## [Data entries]

▬▬▬▬▬▬▬▬▬▬

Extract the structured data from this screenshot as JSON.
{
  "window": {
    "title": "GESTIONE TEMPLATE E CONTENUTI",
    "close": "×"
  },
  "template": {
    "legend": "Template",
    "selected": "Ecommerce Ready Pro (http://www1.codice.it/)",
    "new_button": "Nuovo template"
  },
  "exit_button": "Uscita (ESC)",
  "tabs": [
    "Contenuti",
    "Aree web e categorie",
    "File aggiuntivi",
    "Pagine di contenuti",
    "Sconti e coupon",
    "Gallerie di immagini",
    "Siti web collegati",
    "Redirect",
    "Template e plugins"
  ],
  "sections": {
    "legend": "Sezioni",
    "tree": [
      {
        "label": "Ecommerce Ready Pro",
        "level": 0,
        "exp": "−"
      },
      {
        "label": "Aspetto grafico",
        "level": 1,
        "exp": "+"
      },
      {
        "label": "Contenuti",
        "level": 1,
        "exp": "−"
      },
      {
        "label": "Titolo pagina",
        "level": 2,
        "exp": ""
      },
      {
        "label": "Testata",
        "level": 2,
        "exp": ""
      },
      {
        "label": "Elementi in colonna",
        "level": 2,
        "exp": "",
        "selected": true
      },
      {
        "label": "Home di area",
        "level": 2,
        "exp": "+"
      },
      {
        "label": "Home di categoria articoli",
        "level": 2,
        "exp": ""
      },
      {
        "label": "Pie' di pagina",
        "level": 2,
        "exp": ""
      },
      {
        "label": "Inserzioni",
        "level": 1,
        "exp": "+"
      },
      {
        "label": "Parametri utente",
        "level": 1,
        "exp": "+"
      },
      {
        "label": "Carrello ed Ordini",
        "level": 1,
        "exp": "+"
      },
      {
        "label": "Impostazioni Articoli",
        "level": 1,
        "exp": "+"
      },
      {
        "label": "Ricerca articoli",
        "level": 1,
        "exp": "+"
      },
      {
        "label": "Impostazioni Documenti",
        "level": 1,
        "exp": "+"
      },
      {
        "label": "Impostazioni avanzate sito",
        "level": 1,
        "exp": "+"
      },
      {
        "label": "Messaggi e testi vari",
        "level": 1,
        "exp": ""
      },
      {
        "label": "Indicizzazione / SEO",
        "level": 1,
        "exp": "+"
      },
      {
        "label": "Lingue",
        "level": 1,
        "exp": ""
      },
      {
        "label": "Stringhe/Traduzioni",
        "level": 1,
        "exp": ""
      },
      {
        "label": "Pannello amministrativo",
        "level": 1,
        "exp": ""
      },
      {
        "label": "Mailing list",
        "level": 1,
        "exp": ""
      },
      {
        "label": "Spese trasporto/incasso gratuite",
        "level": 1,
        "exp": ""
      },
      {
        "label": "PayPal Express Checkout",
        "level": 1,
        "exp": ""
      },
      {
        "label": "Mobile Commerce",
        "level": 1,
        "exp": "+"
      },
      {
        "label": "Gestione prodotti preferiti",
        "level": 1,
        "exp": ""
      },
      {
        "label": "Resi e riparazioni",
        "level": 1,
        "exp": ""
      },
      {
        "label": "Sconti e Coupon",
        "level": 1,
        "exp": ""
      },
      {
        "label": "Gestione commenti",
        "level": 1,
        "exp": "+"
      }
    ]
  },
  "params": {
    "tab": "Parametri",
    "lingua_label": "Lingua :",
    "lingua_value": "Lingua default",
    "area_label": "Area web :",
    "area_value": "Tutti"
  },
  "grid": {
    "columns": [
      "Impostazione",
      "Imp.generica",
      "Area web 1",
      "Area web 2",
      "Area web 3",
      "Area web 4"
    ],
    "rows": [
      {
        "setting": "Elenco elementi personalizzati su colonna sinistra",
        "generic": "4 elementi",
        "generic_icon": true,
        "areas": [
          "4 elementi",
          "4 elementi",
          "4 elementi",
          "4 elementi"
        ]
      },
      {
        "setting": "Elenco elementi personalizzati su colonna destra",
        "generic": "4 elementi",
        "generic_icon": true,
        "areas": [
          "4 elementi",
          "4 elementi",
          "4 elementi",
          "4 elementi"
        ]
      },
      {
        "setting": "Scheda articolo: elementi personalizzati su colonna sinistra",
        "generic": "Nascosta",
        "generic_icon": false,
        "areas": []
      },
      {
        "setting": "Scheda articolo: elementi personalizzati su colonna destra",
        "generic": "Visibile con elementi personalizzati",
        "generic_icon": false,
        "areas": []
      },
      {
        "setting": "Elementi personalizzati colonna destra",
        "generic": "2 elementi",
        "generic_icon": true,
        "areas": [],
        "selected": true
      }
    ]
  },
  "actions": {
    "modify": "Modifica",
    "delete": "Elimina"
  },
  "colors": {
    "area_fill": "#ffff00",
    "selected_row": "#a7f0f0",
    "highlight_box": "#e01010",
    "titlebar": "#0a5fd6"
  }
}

▬▬▬▬▬▬▬▬▬▬

## [THE EXERCISE]
Search the records above for "Elenco". Copy each line where it is found.

## [RIGHT ANSWER]
        "setting": "Elenco elementi personalizzati su colonna sinistra",
        "setting": "Elenco elementi personalizzati su colonna destra",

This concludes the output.